TEXT EXTRACT:

—————

Chapter 2, Contemplation II, pp. 57-59

Many blessings, fellow disciples. Another glimpse into contemplation.

Fr. Matta leads us next into what he calls “voluntary contemplation”, which is what most concerns us because it involves our effort. However, he is quick to point out that this is only how it begins. We can only persist in this effort with the help of the Spirit. He then backs up a bit further, “…it is a state of inward readiness of the mind and soul to accept the divine truth and its sway over them”. Essentially, its only aim should be “attainment of a certain measure of interior quietude and mental tranquility” that prepares us to accept full contemplation. He then continues on to describe how one might proceed to the contemplative exercise of repeating and focusing the mind on a short verse or prayer (the Jesus prayer is a well-known example).

  1. It seems as though Fr. Matta has given us some mixed messages. After telling us that contemplation is accessible to all, he then instructs us about repeating our small verse with the mind focused on it, “constantly without stopping for long hours every day”. How can anyone outside of monastic life accomplish this? What might this mean for those of us living in the world?
  2. Fr. Matta also tells us that our minds will wander and we must summon them back “without boredom”. (This may be a struggle for some of us, given our lives in a culture that beckons us to constant change and stimulation.) Are there other ideas that may help us train our minds to not “meander”? (I might add the suggestion that we summon our minds back without judgment, a concept used in mindfulness meditation. Often we are prone to becoming upset with ourselves for these perceived “transgressions” and our negative self-judgment may lead us to more wandering – in a negative direction. It may even lead us to discontinue the practice because we conclude that we are not good at it or we cannot do it at all.)
  3. I will issue a little warning here as well. I suggest to anyone who does not have experience with extensive use of the Jesus prayer or similar forms of contemplative prayer to talk with their spiritual father/mother/director before undertaking extensive practice on the basis of Fr. Matta’s instructions alone. I am not saying this, of course, because I think there is anything wrong with what he has written, but simply because I have no way of knowing who is reading this blog or may read it in the future. Anything can be dangerous for one who is not ready for it – just as honey is dangerous for an infant, though otherwise a good food. Fr. Matta writes that contemplation “protects God’s people” and that it strengthens and is “one of the richest means of building up the soul”. Let us therefore not fear it but remain humble and aware of our own need for spiritual guidance.

—————

DATASET:
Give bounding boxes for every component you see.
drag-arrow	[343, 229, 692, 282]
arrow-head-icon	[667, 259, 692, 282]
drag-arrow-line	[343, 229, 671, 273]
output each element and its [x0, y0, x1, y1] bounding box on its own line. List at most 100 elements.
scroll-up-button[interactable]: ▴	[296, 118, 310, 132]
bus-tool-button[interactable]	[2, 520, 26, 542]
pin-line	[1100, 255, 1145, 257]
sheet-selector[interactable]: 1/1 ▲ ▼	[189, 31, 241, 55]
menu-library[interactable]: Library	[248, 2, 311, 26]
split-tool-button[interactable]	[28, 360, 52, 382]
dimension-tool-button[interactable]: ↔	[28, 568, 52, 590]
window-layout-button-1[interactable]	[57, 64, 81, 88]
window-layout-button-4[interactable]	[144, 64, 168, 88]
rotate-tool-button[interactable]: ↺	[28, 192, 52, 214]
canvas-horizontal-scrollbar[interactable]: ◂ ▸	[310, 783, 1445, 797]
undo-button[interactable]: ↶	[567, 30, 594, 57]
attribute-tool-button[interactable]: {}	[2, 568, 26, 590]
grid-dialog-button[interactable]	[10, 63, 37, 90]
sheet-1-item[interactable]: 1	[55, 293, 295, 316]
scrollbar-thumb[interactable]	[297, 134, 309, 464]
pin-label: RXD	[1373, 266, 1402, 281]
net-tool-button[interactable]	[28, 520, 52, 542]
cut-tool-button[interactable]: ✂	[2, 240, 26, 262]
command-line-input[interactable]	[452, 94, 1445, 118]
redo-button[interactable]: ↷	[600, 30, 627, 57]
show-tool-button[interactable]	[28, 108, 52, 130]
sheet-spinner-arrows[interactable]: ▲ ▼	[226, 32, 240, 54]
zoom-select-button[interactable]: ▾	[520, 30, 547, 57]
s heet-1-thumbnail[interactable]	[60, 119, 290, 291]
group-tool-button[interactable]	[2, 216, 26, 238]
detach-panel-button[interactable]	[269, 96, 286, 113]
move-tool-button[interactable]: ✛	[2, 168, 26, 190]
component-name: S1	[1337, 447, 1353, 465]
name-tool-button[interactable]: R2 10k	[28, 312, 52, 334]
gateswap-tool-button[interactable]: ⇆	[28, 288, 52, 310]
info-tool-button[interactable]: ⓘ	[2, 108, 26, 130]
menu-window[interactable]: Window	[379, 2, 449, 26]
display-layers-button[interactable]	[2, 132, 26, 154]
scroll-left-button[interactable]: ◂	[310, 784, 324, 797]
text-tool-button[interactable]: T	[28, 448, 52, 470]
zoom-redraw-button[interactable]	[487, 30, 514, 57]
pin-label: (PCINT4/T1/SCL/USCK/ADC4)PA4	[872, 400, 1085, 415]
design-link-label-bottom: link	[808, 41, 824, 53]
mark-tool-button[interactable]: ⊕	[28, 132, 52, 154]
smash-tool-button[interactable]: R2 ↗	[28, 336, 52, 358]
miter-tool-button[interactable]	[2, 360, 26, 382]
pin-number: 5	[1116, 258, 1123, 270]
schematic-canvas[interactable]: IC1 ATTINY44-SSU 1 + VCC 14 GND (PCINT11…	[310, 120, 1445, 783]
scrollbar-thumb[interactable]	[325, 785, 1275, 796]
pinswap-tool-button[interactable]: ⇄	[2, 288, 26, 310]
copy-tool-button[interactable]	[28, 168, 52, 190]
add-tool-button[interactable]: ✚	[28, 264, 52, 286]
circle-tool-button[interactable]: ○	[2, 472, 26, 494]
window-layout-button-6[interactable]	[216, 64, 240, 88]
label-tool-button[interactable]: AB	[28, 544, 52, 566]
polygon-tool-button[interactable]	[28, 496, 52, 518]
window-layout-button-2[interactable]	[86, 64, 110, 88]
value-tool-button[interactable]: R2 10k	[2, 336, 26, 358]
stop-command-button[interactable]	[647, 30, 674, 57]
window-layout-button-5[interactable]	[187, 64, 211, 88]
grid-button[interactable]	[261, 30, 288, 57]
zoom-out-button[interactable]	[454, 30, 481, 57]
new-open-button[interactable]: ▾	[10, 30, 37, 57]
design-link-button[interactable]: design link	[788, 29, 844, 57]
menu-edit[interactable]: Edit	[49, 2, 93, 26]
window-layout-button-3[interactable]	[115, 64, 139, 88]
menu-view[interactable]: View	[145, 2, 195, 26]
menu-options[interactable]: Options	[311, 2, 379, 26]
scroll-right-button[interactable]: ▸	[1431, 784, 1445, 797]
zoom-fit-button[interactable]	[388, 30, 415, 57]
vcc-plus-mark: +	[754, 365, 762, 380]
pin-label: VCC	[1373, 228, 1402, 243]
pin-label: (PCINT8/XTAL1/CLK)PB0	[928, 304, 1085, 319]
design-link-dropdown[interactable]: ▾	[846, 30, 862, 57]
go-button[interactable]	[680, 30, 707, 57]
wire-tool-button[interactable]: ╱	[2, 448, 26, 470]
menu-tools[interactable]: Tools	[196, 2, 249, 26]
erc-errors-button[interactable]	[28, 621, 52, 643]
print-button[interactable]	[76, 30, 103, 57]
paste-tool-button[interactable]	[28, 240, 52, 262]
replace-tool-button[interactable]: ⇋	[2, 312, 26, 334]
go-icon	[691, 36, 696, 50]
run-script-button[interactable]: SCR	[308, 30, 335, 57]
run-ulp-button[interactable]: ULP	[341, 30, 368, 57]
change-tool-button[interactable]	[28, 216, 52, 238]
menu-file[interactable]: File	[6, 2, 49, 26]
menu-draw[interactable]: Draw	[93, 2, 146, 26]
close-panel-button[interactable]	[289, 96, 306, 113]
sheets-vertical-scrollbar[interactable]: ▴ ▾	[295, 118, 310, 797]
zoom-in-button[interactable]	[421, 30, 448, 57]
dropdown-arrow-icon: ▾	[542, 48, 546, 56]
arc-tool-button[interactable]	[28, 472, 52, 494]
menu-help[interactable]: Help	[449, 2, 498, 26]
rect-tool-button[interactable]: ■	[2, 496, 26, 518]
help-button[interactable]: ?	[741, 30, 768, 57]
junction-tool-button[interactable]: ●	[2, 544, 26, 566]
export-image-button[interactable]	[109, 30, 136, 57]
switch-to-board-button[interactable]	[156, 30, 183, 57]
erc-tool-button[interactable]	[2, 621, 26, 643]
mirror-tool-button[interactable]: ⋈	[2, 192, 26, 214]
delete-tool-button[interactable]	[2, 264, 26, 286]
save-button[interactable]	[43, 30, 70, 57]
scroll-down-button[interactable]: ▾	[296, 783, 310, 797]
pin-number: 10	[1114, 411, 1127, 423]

—————

CHALLENGES:
[a] Answer these questions using the blog post on contemplation:
(i) What does Fr. Matta call the kind of contemplation that involves our effort?
(ii) What well-known prayer is named as an example of a short verse or prayer to repeat?
(iii) What food is given as an example of something dangerous for an infant?
[b] In the blog post on contemplation, substitute "milk" for "honey" in the passage starting at "3. I will issue" and ending at "for spiritual guidance.", and write out that passage.
[c] According to the blog post on contemplation, whom should a person without experience of contemplative prayer talk with before beginning extensive practice? List them all.

RESPONSES:
[a]
(i) Voluntary contemplation
(ii) The Jesus prayer
(iii) Honey

[b]
3. I will issue a little warning here as well. I suggest to anyone who does not have experience with extensive use of the Jesus prayer or similar forms of contemplative prayer to talk with their spiritual father/mother/director before undertaking extensive practice on the basis of Fr. Matta’s instructions alone. I am not saying this, of course, because I think there is anything wrong with what he has written, but simply because I have no way of knowing who is reading this blog or may read it in the future. Anything can be dangerous for one who is not ready for it – just as milk is dangerous for an infant, though otherwise a good food. Fr. Matta writes that contemplation “protects God’s people” and that it strengthens and is “one of the richest means of building up the soul”. Let us therefore not fear it but remain humble and aware of our own need for spiritual guidance.

[c]
A spiritual father
A spiritual mother
A spiritual director